Data records:
begin
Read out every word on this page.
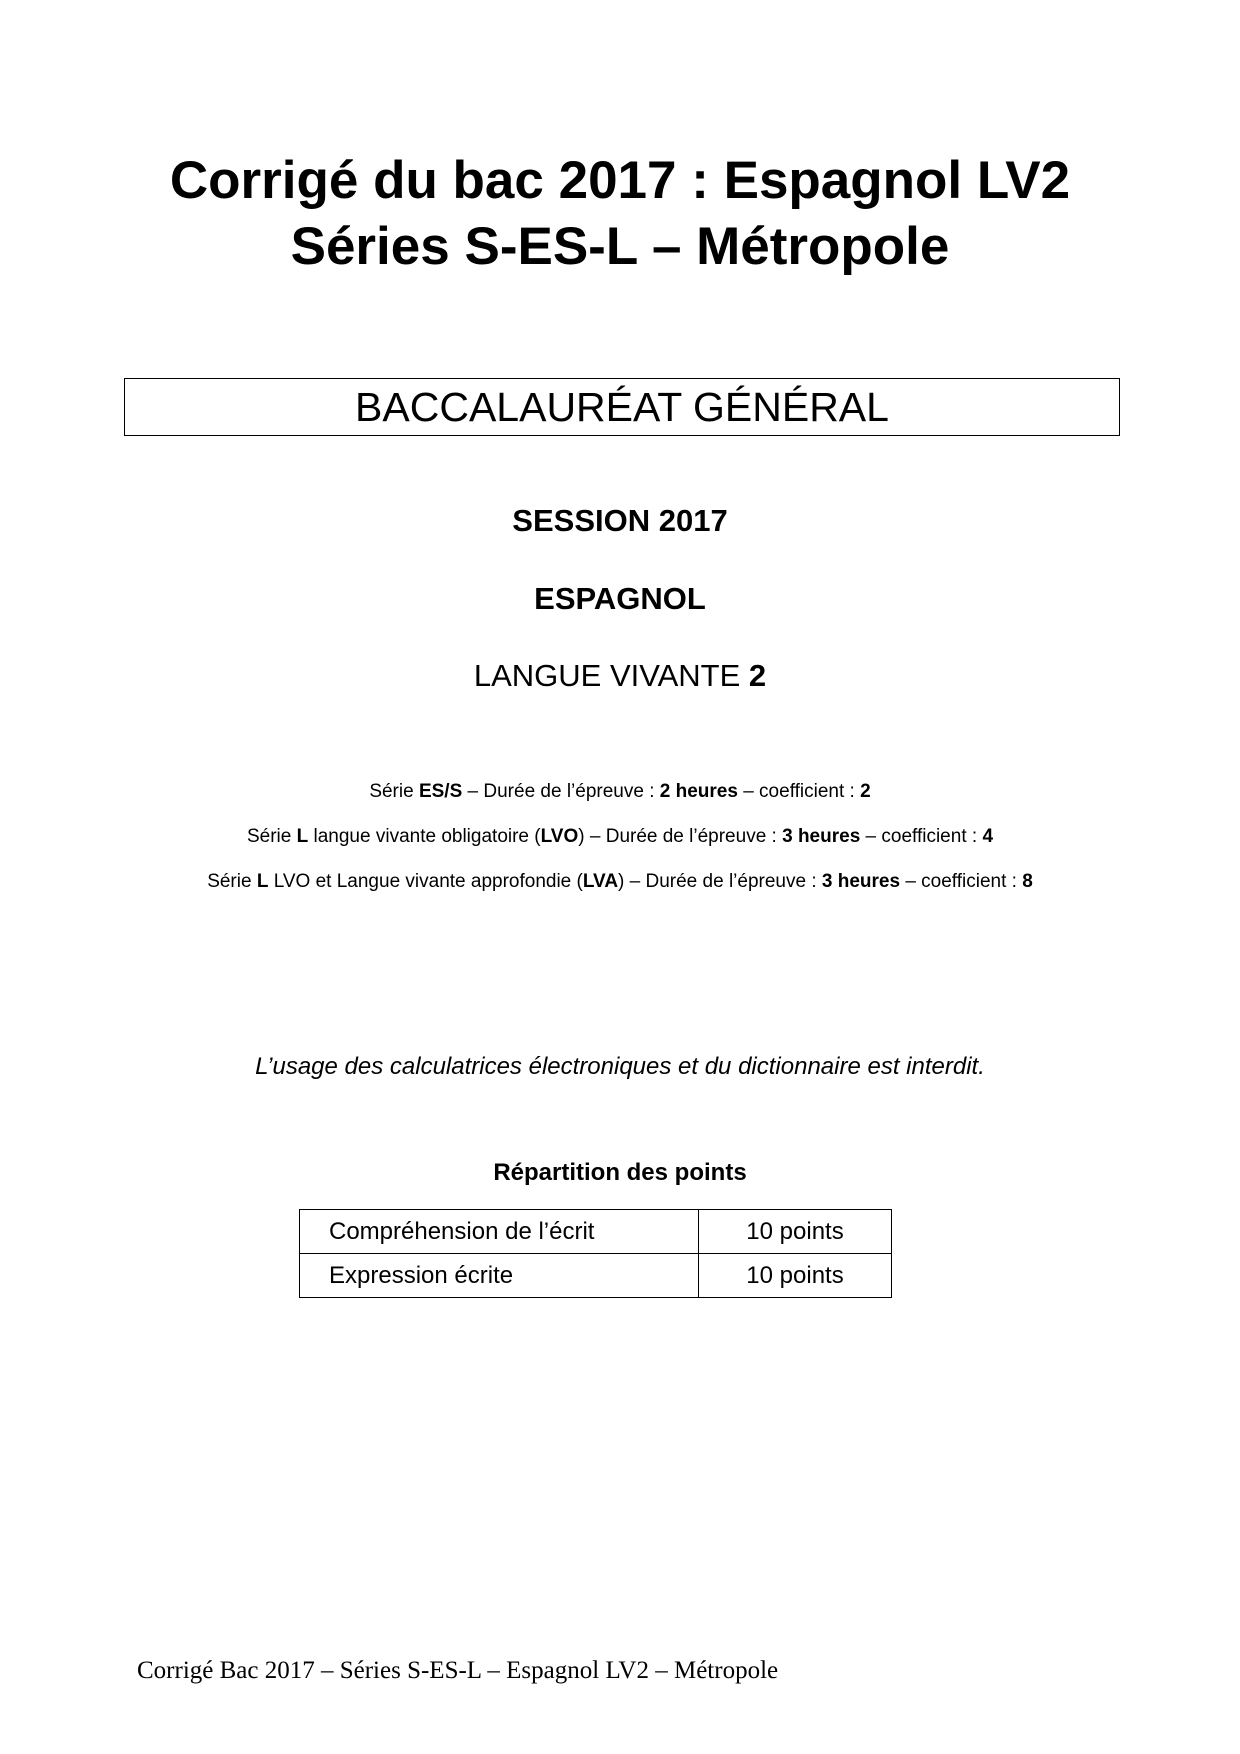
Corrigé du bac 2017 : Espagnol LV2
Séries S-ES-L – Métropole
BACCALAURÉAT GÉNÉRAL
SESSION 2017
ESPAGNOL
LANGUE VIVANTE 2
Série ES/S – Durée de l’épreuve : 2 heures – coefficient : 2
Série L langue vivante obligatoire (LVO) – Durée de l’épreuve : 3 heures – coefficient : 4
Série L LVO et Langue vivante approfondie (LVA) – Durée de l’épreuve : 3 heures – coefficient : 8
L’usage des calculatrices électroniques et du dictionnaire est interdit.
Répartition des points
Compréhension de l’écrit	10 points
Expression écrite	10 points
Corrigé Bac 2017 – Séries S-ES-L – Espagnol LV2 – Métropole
end
What this task involves: Set down the records in full and exactly. Do not carry over any image.

The reply:
Read out every word on this page.
Corrigé du bac 2017 : Espagnol LV2
Séries S-ES-L – Métropole
BACCALAURÉAT GÉNÉRAL
SESSION 2017
ESPAGNOL
LANGUE VIVANTE 2
Série ES/S – Durée de l’épreuve : 2 heures – coefficient : 2
Série L langue vivante obligatoire (LVO) – Durée de l’épreuve : 3 heures – coefficient : 4
Série L LVO et Langue vivante approfondie (LVA) – Durée de l’épreuve : 3 heures – coefficient : 8
L’usage des calculatrices électroniques et du dictionnaire est interdit.
Répartition des points
Compréhension de l’écrit	10 points
Expression écrite	10 points
Corrigé Bac 2017 – Séries S-ES-L – Espagnol LV2 – Métropole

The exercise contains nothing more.